**Task to carry out:** For each line in the data below that has the word "Worth", copy that line.
_ _ _ _ _ _ _
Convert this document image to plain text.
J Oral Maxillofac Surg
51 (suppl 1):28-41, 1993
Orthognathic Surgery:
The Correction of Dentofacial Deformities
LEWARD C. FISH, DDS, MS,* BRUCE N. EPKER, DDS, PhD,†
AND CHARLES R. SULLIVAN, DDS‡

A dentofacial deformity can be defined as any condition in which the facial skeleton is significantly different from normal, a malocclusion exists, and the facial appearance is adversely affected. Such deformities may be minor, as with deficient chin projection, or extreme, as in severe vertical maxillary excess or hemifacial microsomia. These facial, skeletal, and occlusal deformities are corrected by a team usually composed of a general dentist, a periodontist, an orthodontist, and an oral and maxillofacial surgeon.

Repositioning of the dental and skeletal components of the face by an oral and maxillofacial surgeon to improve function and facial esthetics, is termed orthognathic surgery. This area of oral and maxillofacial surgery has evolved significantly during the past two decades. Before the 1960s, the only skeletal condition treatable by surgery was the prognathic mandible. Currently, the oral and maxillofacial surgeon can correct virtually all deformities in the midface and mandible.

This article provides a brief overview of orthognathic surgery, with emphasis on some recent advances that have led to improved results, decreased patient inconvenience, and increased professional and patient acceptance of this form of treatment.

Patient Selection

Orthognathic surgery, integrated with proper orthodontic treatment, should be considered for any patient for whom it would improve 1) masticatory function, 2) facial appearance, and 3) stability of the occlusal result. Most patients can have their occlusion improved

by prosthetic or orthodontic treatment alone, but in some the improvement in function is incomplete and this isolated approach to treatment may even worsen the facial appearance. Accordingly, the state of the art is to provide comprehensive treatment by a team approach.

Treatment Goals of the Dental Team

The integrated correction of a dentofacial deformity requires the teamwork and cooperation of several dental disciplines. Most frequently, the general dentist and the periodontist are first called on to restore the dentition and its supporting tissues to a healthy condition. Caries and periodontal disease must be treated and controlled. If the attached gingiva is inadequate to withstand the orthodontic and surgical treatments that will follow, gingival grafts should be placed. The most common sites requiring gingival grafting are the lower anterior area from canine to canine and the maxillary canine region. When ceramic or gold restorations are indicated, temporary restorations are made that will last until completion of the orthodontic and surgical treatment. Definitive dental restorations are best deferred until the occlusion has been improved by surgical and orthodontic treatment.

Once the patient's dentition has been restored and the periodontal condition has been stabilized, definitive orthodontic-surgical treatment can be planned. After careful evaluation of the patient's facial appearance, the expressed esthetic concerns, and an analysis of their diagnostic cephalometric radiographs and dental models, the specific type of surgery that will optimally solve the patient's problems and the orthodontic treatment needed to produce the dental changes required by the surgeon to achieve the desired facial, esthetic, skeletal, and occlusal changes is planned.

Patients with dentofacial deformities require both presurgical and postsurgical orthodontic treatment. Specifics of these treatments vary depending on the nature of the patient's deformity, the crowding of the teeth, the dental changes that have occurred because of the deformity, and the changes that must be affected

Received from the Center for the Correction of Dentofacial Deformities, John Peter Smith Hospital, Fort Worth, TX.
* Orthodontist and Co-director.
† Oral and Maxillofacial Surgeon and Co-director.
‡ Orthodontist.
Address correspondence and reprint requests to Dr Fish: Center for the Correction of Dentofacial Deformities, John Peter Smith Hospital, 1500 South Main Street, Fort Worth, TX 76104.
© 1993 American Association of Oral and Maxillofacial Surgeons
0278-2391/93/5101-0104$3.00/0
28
_ _ _ _ _ _ _
**The answer:**
Received from the Center for the Correction of Dentofacial Deformities, John Peter Smith Hospital, Fort Worth, TX.
Address correspondence and reprint requests to Dr Fish: Center for the Correction of Dentofacial Deformities, John Peter Smith Hospital, 1500 South Main Street, Fort Worth, TX 76104.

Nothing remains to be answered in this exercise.